• Listed records
=====

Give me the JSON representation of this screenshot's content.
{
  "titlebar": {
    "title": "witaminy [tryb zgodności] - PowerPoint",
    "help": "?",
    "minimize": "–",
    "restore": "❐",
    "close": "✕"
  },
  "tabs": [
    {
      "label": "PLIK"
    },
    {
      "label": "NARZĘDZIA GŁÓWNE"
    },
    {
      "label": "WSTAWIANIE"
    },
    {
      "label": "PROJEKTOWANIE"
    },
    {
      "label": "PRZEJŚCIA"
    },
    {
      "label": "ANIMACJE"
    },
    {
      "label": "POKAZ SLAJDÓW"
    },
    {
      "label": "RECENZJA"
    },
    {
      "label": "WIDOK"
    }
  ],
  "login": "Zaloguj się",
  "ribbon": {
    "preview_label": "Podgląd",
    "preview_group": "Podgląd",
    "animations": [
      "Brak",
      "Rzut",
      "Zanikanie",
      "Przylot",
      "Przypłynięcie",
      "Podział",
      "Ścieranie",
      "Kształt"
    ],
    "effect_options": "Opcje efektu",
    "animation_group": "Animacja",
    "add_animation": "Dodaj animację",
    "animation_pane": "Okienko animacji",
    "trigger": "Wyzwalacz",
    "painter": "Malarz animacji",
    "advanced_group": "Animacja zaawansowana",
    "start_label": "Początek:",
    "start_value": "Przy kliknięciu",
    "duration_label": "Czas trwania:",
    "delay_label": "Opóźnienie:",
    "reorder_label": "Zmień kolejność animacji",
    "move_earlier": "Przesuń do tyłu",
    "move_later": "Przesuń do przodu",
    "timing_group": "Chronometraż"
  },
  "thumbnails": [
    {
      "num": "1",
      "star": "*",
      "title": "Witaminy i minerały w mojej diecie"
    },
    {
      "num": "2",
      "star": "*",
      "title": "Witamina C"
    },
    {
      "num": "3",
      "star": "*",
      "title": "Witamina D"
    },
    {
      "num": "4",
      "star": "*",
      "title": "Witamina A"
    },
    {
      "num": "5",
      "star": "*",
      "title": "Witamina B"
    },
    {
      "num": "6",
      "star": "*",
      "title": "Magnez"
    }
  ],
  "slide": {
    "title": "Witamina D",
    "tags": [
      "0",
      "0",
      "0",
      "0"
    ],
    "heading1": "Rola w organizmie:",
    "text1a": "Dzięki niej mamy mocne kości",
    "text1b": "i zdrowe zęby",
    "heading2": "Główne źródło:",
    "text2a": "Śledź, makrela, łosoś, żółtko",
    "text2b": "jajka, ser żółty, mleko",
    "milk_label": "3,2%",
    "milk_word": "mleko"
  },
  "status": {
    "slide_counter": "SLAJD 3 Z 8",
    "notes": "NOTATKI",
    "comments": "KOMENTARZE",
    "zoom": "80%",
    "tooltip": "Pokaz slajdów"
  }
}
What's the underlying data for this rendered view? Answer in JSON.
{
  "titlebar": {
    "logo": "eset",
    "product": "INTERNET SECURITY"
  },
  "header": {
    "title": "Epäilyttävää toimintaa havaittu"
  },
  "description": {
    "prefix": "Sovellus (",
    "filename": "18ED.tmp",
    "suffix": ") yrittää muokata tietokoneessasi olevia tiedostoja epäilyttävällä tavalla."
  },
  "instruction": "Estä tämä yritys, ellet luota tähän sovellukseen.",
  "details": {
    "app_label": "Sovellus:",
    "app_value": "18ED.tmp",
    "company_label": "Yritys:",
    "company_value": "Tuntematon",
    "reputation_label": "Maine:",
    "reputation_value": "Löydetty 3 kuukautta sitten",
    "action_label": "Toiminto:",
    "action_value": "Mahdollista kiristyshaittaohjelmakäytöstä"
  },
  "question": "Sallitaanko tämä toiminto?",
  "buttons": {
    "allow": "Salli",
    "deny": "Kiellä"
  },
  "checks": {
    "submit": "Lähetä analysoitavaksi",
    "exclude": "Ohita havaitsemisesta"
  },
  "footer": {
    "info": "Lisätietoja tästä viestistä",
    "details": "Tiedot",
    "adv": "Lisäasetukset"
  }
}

=====

• Stated problem
Gather every line containing the word "mleko" and copy it.

• Answer below
    "text2b": "jajka, ser żółty, mleko",
    "milk_word": "mleko"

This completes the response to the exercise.